■ What you have to do:
Gather every line in the records below that contains the word "Output".

━━ Records provided ━━

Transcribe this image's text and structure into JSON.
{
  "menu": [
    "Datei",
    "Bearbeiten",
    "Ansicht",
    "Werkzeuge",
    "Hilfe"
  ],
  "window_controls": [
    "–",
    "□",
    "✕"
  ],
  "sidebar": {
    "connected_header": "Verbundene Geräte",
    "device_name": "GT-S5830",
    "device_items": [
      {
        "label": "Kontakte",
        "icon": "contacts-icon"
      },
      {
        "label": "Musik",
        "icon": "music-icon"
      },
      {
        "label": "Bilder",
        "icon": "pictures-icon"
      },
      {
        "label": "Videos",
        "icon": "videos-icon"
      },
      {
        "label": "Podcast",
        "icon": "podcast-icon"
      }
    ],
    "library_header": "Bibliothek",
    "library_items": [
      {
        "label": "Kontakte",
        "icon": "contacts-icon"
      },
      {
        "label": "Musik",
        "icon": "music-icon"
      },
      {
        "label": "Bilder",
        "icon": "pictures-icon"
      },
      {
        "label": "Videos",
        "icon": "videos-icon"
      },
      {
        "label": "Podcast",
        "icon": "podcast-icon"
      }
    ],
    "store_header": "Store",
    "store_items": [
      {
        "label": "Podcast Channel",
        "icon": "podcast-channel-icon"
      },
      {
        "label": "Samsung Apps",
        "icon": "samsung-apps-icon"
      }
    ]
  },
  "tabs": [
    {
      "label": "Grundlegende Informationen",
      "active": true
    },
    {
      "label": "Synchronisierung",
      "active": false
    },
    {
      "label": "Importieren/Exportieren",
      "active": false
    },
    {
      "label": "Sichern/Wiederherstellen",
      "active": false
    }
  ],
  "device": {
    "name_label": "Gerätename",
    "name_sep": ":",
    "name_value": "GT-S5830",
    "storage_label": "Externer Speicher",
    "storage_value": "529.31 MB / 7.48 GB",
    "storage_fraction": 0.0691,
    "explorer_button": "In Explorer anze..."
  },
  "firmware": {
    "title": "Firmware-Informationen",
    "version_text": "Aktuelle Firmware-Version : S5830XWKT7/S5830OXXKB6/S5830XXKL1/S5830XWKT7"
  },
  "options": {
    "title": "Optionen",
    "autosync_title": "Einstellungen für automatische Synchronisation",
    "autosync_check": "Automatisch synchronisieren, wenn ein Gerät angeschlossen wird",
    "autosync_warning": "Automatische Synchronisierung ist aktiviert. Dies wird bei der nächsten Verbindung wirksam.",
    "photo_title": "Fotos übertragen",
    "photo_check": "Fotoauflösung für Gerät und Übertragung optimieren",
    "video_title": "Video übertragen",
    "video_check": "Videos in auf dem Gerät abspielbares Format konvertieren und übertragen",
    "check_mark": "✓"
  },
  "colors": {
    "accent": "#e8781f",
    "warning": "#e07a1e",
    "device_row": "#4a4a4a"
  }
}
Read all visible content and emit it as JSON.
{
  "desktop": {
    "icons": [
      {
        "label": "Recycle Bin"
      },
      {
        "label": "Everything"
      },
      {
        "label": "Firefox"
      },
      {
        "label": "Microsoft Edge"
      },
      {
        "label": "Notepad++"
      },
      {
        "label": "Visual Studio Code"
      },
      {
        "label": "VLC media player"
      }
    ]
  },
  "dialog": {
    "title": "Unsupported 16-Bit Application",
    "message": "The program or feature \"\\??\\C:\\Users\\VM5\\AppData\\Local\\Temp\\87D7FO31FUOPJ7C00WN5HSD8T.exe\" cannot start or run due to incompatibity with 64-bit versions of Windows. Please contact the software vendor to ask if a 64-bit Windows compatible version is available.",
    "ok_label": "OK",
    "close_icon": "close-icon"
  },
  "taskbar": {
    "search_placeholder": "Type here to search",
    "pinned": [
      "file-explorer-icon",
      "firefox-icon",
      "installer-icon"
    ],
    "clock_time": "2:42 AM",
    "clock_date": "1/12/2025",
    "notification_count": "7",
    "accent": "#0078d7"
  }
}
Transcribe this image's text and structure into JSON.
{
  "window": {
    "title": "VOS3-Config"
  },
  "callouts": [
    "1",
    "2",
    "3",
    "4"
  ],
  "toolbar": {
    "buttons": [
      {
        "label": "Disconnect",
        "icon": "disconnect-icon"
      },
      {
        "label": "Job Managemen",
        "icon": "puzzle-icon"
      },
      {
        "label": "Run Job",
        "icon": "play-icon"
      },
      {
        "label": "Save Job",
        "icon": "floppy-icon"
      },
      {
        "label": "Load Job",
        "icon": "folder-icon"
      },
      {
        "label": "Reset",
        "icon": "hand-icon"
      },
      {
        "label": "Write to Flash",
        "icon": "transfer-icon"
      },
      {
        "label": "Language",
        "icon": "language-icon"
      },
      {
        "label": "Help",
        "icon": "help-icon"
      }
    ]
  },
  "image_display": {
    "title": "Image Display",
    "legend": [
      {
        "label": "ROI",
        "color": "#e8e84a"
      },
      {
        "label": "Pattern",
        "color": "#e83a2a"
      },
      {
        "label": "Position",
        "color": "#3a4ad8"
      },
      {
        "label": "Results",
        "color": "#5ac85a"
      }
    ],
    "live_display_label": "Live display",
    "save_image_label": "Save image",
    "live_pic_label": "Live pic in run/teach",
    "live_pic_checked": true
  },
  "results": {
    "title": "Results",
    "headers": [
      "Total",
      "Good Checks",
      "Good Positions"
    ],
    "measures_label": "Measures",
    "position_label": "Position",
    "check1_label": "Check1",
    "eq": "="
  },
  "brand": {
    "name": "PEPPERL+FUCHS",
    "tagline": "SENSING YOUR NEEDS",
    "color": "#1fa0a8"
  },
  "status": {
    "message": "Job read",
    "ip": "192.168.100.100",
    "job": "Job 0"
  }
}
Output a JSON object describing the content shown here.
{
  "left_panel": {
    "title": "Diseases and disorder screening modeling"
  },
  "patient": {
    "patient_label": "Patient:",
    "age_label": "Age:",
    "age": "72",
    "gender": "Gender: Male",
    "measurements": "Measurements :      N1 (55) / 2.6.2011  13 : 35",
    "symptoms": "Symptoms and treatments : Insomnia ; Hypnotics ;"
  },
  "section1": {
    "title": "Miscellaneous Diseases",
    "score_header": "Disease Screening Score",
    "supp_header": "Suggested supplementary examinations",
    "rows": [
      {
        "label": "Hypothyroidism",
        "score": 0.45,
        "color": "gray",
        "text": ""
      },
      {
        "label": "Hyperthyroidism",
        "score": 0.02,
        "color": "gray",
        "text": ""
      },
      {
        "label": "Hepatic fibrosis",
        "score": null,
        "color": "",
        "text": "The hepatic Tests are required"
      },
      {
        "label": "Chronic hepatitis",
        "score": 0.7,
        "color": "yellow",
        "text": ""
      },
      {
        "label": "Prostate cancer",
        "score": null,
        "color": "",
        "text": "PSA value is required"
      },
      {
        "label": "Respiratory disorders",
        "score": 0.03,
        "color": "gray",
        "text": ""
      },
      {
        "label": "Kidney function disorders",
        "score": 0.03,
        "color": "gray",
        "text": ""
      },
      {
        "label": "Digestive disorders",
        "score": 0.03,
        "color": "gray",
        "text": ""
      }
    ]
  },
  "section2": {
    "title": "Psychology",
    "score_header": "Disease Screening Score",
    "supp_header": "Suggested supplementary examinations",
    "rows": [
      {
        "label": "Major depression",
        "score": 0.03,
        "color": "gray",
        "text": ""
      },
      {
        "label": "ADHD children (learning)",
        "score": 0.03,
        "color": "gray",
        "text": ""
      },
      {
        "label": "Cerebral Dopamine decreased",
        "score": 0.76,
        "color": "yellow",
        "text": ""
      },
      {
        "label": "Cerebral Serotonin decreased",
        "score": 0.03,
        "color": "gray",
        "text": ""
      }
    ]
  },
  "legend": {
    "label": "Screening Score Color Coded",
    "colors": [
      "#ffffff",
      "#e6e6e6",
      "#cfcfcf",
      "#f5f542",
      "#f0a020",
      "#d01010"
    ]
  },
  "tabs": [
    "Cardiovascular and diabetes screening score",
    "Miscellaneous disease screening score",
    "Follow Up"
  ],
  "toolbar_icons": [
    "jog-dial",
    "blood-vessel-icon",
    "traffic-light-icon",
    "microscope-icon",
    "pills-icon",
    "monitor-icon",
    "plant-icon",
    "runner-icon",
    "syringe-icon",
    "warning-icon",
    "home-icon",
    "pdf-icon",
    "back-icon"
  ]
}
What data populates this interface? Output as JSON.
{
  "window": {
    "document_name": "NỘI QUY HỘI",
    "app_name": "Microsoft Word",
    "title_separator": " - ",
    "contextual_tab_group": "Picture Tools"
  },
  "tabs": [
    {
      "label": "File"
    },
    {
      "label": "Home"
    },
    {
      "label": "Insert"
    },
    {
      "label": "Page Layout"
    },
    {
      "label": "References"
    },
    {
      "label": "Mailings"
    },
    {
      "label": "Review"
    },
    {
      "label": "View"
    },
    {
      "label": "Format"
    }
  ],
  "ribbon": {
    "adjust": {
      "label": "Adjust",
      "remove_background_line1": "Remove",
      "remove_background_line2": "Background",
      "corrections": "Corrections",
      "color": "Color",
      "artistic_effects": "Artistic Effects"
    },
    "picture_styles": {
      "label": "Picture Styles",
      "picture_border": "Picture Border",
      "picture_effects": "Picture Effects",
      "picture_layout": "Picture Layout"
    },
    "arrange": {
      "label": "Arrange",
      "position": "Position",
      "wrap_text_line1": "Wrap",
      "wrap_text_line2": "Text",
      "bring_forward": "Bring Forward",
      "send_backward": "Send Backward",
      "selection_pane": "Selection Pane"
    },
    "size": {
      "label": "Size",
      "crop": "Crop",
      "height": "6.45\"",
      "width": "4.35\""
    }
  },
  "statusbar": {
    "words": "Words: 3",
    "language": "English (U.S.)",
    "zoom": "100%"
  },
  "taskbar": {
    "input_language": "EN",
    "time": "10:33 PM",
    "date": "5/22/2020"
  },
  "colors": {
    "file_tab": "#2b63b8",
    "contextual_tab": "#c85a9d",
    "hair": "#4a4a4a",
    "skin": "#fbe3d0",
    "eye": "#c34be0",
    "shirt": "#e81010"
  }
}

━━━

■ Full answer:
Output a JSON object describing the content shown here.
What data populates this interface? Output as JSON.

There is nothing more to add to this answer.